- DIRECTIONS:
In the entries that follow, count each line containing "arrow" and state the total, nothing more.

- LISTED ENTRIES:
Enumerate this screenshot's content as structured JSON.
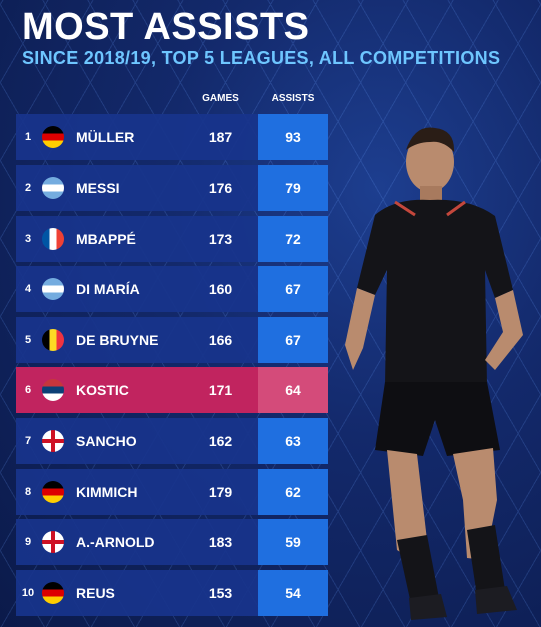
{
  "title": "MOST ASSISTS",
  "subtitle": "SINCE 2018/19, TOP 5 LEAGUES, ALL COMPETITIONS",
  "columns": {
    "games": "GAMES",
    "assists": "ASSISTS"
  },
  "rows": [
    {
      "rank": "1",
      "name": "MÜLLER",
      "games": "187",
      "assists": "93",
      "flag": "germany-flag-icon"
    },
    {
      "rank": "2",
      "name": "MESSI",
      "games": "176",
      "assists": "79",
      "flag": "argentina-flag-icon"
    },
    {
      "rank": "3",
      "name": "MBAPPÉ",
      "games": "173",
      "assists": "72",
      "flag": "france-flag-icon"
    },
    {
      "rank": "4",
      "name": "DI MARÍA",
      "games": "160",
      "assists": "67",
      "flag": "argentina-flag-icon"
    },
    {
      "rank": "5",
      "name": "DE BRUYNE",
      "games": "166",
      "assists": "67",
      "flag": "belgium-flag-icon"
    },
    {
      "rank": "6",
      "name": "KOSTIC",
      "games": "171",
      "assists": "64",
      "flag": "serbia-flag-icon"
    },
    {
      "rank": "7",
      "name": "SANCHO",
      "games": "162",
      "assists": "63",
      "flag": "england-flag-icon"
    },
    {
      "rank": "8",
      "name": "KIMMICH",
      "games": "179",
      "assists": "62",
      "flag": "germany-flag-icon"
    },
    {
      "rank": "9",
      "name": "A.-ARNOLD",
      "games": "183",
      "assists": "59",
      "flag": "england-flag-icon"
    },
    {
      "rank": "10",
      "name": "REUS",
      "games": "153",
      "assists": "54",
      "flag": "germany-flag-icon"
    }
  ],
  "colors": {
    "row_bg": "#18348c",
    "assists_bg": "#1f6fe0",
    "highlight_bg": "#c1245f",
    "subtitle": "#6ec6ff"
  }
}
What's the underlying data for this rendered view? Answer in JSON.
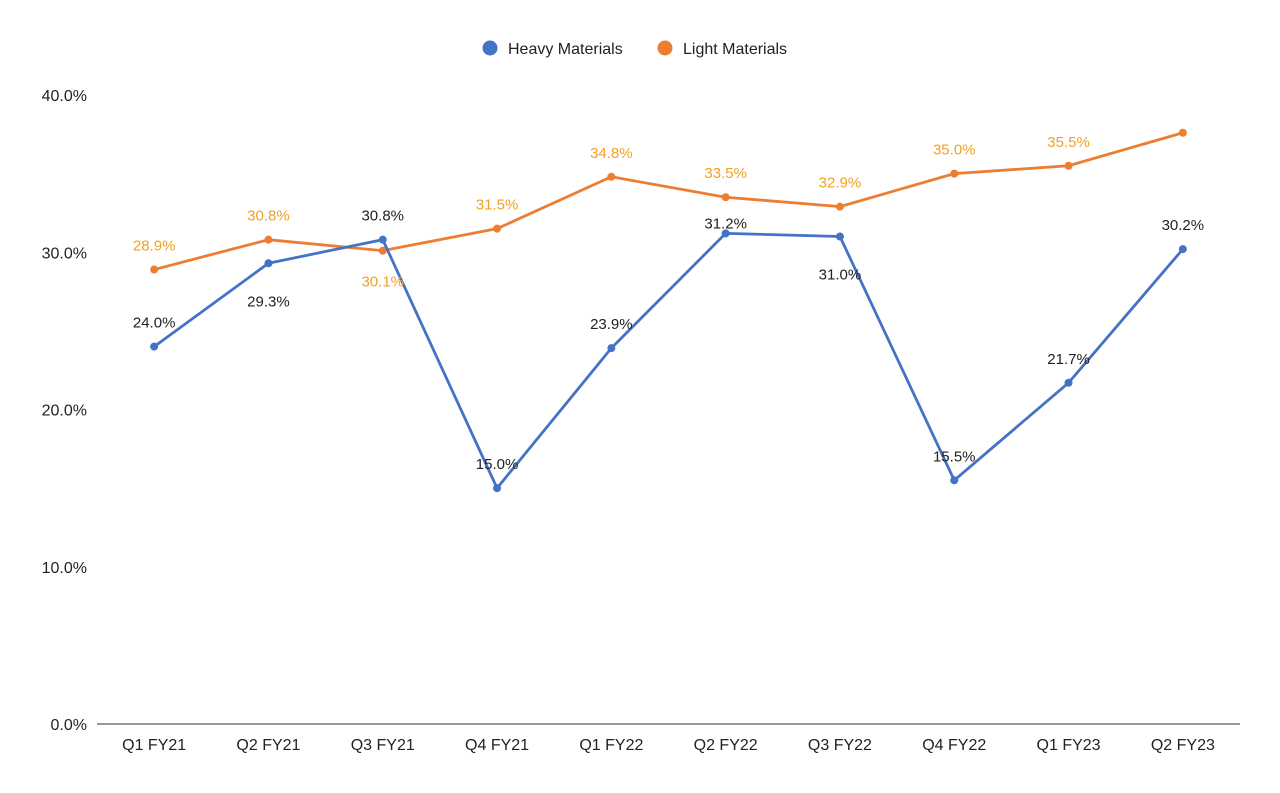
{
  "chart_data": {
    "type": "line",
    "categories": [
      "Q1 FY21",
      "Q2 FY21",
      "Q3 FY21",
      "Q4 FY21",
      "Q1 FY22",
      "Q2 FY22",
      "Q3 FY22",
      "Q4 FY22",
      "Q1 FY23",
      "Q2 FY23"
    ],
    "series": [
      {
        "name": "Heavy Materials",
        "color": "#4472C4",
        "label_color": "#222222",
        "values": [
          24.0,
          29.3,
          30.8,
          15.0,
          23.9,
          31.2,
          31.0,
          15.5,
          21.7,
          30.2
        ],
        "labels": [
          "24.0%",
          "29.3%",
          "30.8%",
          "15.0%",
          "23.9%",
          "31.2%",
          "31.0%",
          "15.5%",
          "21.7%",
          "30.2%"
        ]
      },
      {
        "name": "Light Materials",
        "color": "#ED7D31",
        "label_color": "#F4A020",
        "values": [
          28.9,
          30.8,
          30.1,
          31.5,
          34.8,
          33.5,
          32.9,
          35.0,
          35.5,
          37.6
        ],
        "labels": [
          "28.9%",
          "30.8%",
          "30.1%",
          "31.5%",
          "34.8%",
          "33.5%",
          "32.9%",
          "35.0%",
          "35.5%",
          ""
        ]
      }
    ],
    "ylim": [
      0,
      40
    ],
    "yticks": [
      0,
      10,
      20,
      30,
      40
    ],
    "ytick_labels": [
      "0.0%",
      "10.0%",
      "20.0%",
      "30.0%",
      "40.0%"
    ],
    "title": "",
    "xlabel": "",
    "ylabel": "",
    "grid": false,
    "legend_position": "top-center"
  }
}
* * *
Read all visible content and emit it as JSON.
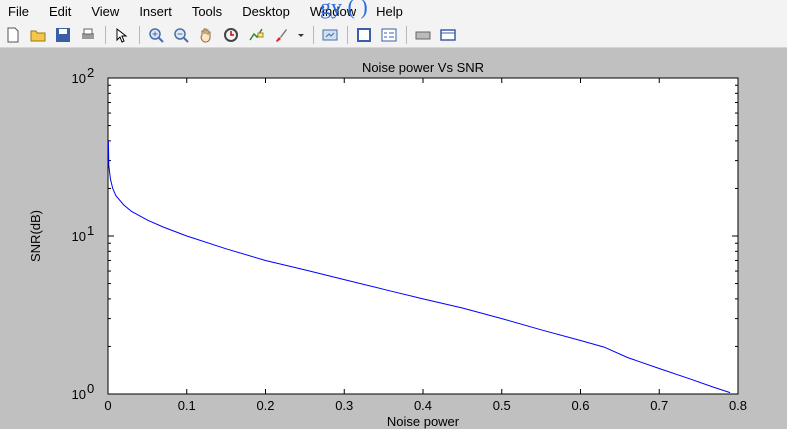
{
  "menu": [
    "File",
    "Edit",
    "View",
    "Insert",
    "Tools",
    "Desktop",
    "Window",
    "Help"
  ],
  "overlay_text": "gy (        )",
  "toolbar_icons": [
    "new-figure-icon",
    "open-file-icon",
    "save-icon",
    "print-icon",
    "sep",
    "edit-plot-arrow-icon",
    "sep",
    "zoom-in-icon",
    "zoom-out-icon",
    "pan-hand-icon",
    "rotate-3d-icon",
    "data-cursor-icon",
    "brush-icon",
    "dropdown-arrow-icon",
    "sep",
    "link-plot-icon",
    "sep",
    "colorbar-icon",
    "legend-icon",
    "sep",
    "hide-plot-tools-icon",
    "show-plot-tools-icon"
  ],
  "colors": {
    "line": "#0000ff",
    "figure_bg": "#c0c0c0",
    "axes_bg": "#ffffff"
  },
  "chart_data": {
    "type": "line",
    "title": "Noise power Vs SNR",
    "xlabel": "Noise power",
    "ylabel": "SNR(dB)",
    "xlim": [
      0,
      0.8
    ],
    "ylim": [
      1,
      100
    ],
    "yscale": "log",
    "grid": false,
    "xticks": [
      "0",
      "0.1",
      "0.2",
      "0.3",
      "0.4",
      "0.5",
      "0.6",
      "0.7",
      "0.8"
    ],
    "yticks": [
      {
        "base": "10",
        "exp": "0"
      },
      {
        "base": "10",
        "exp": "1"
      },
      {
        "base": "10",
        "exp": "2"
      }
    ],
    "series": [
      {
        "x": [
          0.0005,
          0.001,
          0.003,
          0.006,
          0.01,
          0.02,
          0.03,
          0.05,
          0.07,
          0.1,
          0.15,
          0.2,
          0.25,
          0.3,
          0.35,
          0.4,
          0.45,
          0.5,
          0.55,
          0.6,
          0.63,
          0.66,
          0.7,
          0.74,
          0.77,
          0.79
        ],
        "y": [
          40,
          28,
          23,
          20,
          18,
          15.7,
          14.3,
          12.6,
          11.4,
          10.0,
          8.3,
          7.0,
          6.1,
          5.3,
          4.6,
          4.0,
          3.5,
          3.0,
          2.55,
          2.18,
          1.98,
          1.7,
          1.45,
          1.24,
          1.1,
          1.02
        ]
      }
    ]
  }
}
* * *
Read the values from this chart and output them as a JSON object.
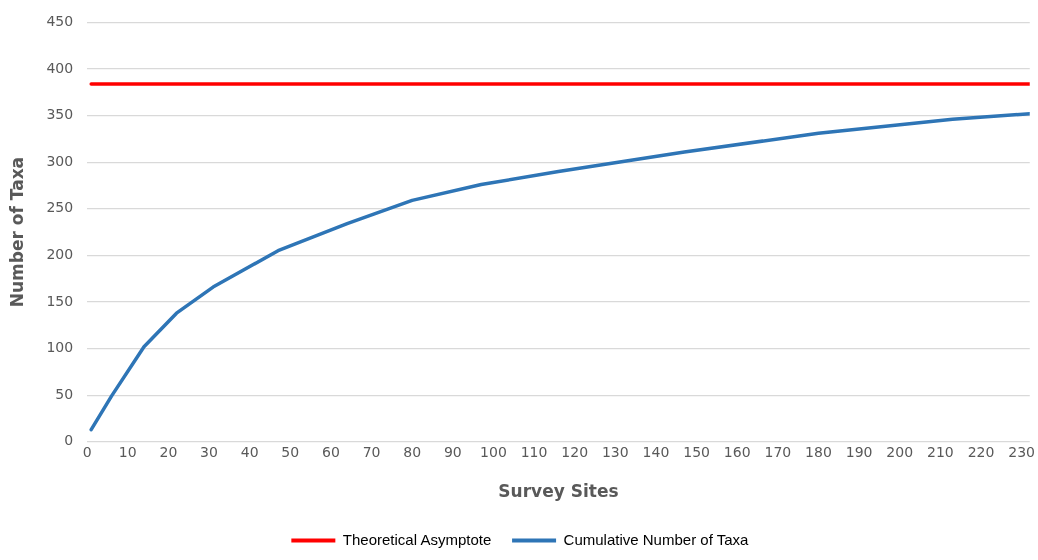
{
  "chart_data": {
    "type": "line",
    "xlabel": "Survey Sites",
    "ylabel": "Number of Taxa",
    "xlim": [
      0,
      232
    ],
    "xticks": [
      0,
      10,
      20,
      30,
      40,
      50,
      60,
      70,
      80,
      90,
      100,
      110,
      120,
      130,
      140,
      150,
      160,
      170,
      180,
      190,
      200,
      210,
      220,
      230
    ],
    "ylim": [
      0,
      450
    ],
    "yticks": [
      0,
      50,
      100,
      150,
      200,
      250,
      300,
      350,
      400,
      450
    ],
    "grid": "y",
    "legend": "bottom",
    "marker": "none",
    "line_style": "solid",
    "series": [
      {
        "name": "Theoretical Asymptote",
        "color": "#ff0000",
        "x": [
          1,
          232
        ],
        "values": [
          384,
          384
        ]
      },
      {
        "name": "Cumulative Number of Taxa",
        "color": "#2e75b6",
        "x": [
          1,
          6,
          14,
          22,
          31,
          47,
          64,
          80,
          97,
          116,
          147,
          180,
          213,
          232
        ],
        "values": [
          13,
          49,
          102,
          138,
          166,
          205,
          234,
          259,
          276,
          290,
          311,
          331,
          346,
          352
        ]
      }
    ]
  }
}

- FINISHED ANSWER:
2